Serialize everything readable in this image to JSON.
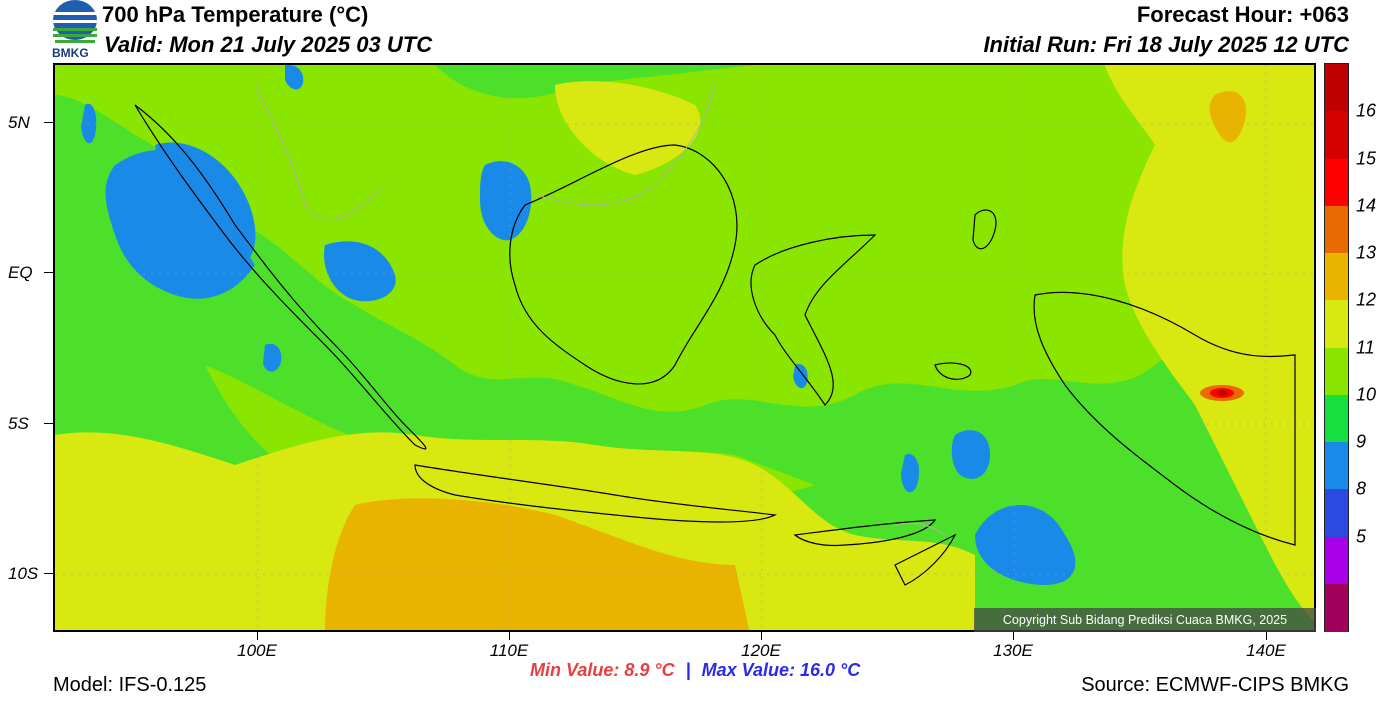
{
  "header": {
    "title": "700 hPa Temperature (°C)",
    "valid": "Valid: Mon 21 July 2025 03 UTC",
    "forecast_hour": "Forecast Hour: +063",
    "initial_run": "Initial Run: Fri 18 July 2025 12 UTC",
    "logo_text": "BMKG"
  },
  "map": {
    "lat_labels": [
      "5N",
      "EQ",
      "5S",
      "10S"
    ],
    "lon_labels": [
      "100E",
      "110E",
      "120E",
      "130E",
      "140E"
    ],
    "copyright": "Copyright Sub Bidang Prediksi Cuaca BMKG, 2025"
  },
  "colorbar": {
    "labels": [
      "16",
      "15",
      "14",
      "13",
      "12",
      "11",
      "10",
      "9",
      "8",
      "5"
    ],
    "colors": [
      "#c00000",
      "#d60000",
      "#ff0000",
      "#e86a00",
      "#e8b400",
      "#d8e810",
      "#8ae600",
      "#15e040",
      "#1a8ae8",
      "#2a4ae0",
      "#a800e8",
      "#a0005a"
    ]
  },
  "footer": {
    "model": "Model: IFS-0.125",
    "min_value": "Min Value: 8.9 °C",
    "separator": "|",
    "max_value": "Max Value: 16.0 °C",
    "source": "Source: ECMWF-CIPS BMKG"
  }
}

--------------------

Goal of the exercise — From the entries above, select each line containing the string "July".

Output below —
    "valid": "Valid: Mon 21 July 2025 03 UTC",
    "initial_run": "Initial Run: Fri 18 July 2025 12 UTC",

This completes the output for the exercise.